# Robins Cinema - Camberley - may2008



## iwaniwan (May 25, 2008)

very nice venue, with perfet condition screen room, opened in august 1932. On the 15th May 2003, Camberley's last remaining original cinema, will draw it's screen curtains for the last time.
Roof burned in 2006  

some photos :










ELIO, ANDRE, ME




























quick update with some more photos

TICKET MACHINE




















ME


----------



## tarboat (May 26, 2008)

Love the projector shot. What mindless idiot could have poured paint on it?


----------



## chelle (May 26, 2008)

*R Sole thats who*



tarboat said:


> Love the projector shot. What mindless idiot could have poured paint on it?



I have to agree....its a great piece of old equipment that gave countless people hours of pleasure then this worthless scrote walks in and does this....a great example of broken britains society.

nice report by the way mate..thanxx


----------



## Foxylady (May 27, 2008)

Excellent photos, Iwaniwan.  Agree with what's been said about the projector...it's enough to make you despair.


----------



## NobodyGirl (May 27, 2008)

oh gosh that place is sexy! Great photos!!!


----------



## sjib29 (May 27, 2008)

I used to like going to the Robins Cinema in Camberley it was good value and i like art deco buildings. thanks for the photos. I might go for an explore soon before they knock it down


----------



## LargePig (Jun 2, 2008)

Great pics! Interesting to see that there's still some stuff here after the fire.

I worked at this cinema for a long time and was gutted to see that there was a fire before I got to go and see the place again 

After seeing your pics, I may have to go for a mooch about!


----------



## oldskoolkool (Jun 19, 2008)

God i remember going to see Star Wars as a kid here.This site certainly takes you back in time!


----------



## Goldfishdreams (Mar 9, 2009)

we drove past this on saturday night just as it was getting dark, i was wondering if anyone had been there


----------



## nutnut (Mar 9, 2009)

Goldfishdreams said:


> we drove past this on saturday night just as it was getting dark, i was wondering if anyone had been there



Is it still standing/derelict? thought about this xmas time, looks quite a good little explore


----------



## Mr Sam (Mar 9, 2009)

WOW check out that projector!!


----------



## iwaniwan (Mar 9, 2009)

nutnut said:


> Is it still standing/derelict? thought about this xmas time, looks quite a good little explore



yes it is still there, however lil bit more harder to get in...


----------



## lost (Mar 9, 2009)

Nice pics, I wish I could find one like this. All the cinemas I find are either sealed up or completely destroyed.


----------

· · ·

**Direction 1:** Using the Robins Cinema thread, decide whether each statement agrees with it, answering yes or no and quoting the words that decide it: (a) The cinema opened in August 1932. (b) LargePig once worked at the cinema. (c) In March 2009, iwaniwan says the building has become easier to get into.
**Direction 2:** List every user in the Robins Cinema thread whose post is dated Mar 9, 2009.
The records that come next have no connection to the Robins Cinema thread.

**Spatial annotation records:**
· · ·

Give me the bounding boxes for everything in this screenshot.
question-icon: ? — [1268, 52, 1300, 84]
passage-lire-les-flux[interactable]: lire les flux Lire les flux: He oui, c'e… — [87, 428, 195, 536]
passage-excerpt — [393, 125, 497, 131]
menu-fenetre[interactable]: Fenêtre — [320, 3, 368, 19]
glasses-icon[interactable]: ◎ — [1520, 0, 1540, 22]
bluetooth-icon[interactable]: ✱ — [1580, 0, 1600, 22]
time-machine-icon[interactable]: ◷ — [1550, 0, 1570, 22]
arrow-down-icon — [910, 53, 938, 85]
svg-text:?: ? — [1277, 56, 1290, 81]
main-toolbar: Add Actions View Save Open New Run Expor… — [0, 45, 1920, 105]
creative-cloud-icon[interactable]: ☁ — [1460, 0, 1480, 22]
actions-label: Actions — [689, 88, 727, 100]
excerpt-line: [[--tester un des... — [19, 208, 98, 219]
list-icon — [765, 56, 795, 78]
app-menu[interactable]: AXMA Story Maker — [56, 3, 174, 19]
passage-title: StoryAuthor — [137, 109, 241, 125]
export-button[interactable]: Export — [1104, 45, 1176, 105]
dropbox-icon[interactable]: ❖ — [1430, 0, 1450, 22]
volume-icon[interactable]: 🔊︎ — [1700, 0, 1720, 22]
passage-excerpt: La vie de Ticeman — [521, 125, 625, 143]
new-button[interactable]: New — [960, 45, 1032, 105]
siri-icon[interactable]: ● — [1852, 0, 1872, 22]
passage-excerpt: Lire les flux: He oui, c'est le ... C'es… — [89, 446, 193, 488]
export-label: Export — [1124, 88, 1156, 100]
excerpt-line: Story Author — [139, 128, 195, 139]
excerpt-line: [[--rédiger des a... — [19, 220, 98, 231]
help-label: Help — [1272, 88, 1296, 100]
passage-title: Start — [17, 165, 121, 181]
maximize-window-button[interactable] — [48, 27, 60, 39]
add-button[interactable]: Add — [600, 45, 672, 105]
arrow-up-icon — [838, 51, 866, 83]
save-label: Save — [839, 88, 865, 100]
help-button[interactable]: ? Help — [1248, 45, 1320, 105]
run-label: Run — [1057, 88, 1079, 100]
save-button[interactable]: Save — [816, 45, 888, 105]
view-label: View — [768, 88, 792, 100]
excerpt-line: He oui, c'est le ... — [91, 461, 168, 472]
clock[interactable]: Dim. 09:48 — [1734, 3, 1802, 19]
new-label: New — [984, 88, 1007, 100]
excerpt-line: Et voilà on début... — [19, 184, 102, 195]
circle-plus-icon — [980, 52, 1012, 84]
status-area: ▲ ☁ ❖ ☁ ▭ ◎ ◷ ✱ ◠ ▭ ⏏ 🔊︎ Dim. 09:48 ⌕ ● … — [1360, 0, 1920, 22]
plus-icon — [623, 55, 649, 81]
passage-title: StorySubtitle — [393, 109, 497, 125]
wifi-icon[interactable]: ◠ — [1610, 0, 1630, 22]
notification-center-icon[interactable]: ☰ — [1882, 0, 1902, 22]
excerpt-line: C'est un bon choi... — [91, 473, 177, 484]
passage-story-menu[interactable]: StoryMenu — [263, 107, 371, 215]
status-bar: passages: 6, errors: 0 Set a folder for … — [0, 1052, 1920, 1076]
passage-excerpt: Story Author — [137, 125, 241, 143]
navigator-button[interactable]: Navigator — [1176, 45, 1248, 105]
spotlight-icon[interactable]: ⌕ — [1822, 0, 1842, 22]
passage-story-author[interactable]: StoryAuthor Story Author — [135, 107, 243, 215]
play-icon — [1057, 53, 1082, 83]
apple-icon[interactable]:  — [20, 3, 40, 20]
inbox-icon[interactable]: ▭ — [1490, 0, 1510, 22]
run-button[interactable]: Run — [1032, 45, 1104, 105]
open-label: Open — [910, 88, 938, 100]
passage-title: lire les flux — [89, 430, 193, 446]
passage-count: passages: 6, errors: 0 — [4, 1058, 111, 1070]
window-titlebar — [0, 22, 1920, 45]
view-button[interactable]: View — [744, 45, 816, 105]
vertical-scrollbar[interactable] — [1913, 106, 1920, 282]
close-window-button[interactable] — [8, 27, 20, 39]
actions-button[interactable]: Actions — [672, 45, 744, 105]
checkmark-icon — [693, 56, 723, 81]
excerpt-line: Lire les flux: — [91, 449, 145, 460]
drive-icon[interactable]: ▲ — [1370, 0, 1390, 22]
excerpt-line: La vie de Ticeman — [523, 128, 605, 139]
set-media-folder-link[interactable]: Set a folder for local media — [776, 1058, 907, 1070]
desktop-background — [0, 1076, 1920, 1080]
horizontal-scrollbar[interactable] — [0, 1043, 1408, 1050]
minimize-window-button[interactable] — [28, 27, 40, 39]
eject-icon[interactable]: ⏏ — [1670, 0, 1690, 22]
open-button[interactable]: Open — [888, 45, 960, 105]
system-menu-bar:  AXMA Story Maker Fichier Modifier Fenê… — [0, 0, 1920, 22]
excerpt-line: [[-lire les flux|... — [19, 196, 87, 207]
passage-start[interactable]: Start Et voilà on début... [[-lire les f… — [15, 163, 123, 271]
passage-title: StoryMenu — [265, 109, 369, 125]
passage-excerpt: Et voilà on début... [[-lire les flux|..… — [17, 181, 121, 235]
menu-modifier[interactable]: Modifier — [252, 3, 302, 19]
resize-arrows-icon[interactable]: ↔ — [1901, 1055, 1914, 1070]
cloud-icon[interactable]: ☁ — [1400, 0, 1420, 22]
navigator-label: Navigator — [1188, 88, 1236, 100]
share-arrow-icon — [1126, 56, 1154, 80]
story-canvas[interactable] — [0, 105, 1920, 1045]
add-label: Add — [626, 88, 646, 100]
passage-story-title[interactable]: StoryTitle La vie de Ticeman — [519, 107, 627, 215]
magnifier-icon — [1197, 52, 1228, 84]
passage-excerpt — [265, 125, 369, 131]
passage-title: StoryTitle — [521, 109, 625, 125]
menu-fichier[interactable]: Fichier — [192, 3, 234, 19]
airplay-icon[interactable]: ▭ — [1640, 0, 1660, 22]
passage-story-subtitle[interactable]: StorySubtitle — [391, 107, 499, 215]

· · ·

**Full output 1:**
(a) Yes: "opened in august 1932"
(b) Yes: "I worked at this cinema for a long time"
(c) No: "yes it is still there, however lil bit more harder to get in"

**Full output 2:** Goldfishdreams, nutnut, Mr Sam, iwaniwan, lost